## begin Provided data

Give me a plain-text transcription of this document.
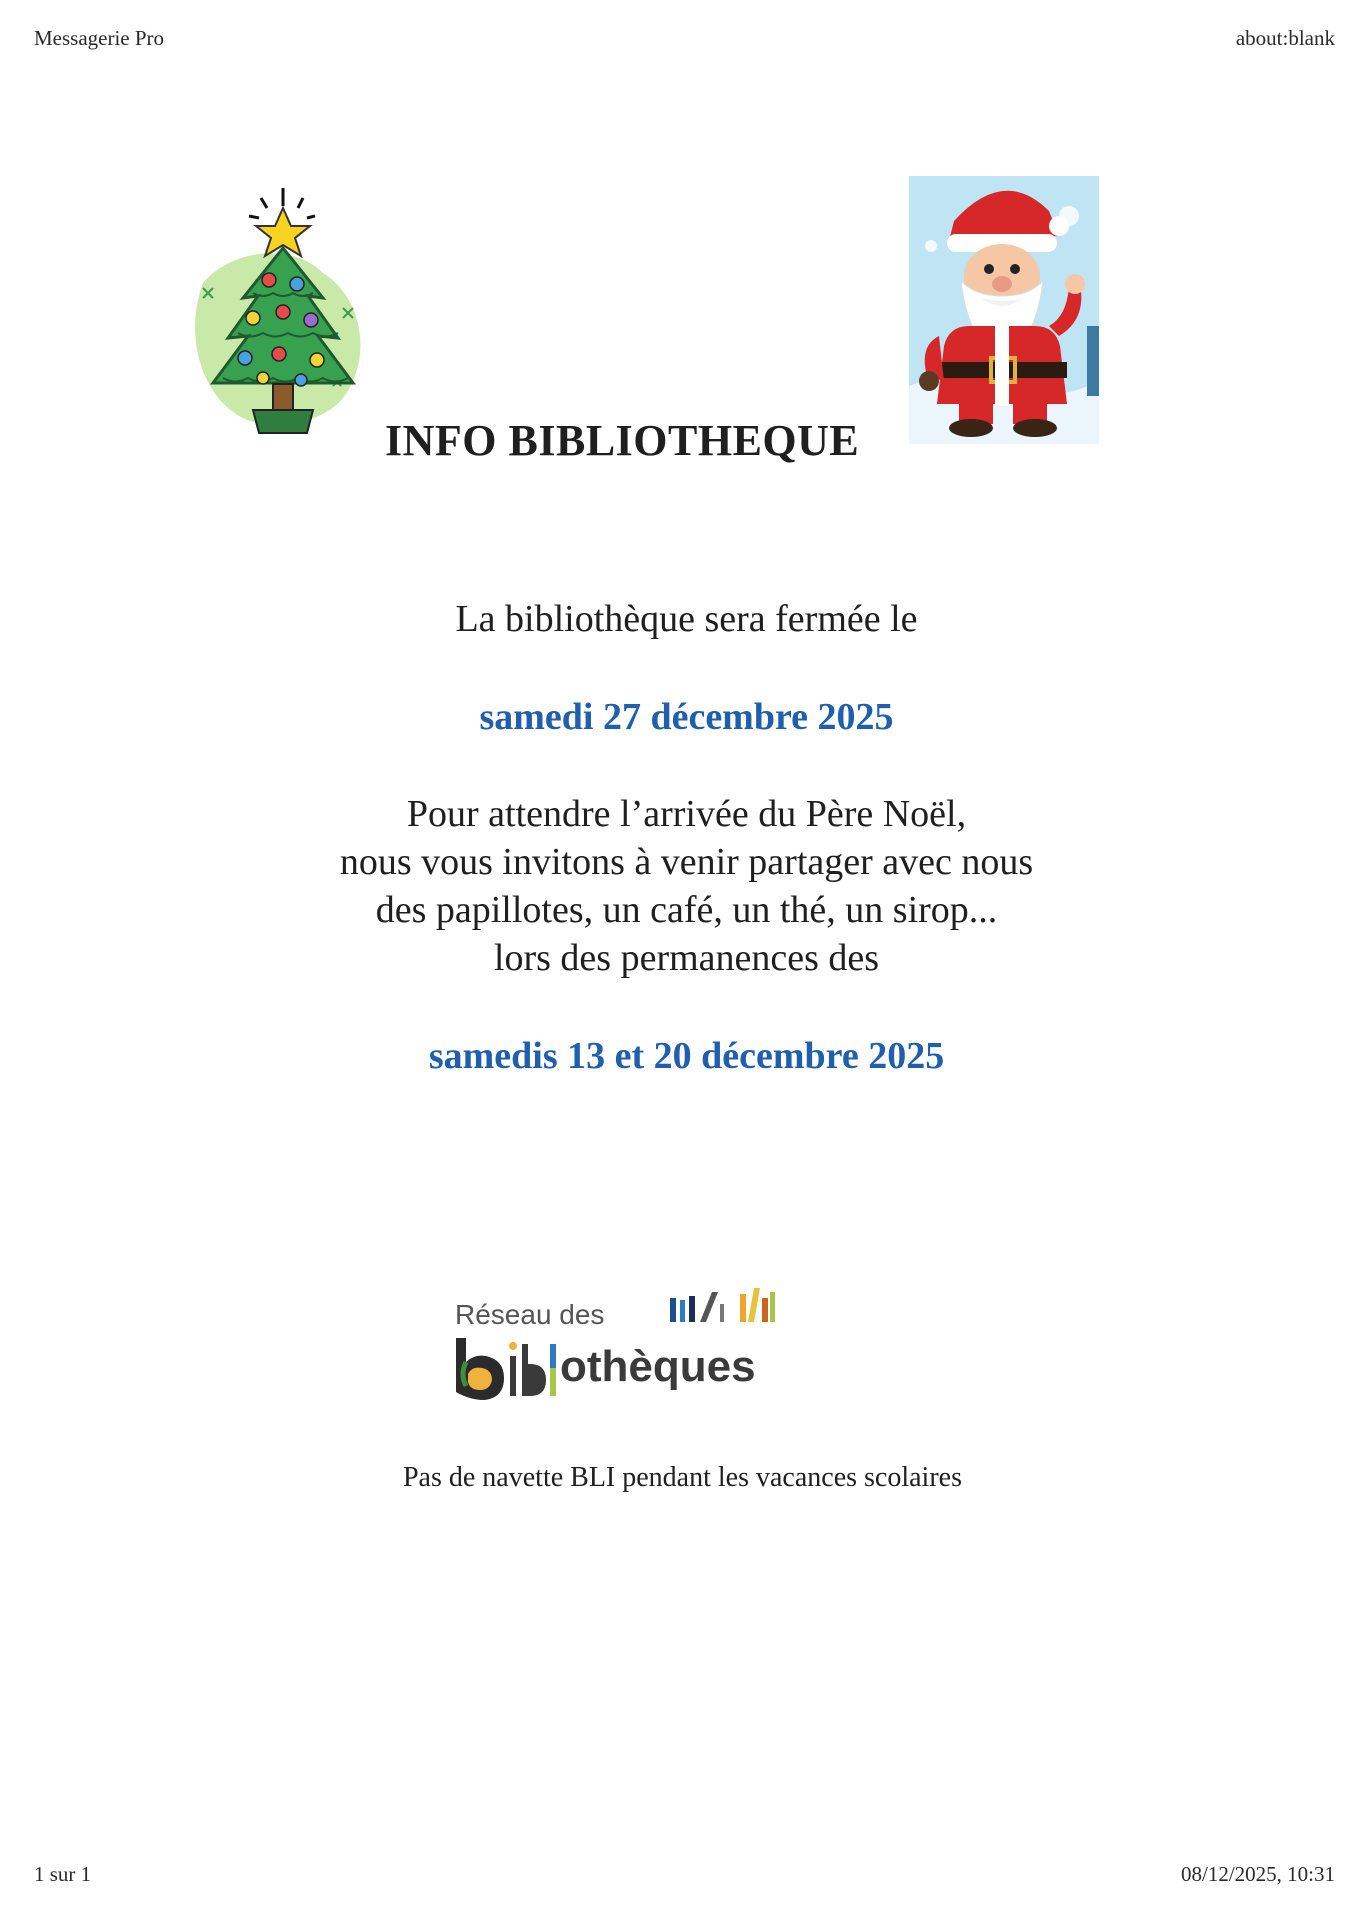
Messagerie Pro	about:blank
INFO BIBLIOTHEQUE
La bibliothèque sera fermée le
samedi 27 décembre 2025
Pour attendre l’arrivée du Père Noël,
nous vous invitons à venir partager avec nous
des papillotes, un café, un thé, un sirop...
lors des permanences des
samedis 13 et 20 décembre 2025
Réseau des
othèques
Pas de navette BLI pendant les vacances scolaires
1 sur 1	08/12/2025, 10:31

## end Provided data

◆ **Task prompt**: Reproduce the data verbatim. Do not carry any picture into the copy.

◆ **The answer**:
Give me a plain-text transcription of this document.
Messagerie Pro	about:blank
INFO BIBLIOTHEQUE
La bibliothèque sera fermée le
samedi 27 décembre 2025
Pour attendre l’arrivée du Père Noël,
nous vous invitons à venir partager avec nous
des papillotes, un café, un thé, un sirop...
lors des permanences des
samedis 13 et 20 décembre 2025
Réseau des
othèques
Pas de navette BLI pendant les vacances scolaires
1 sur 1	08/12/2025, 10:31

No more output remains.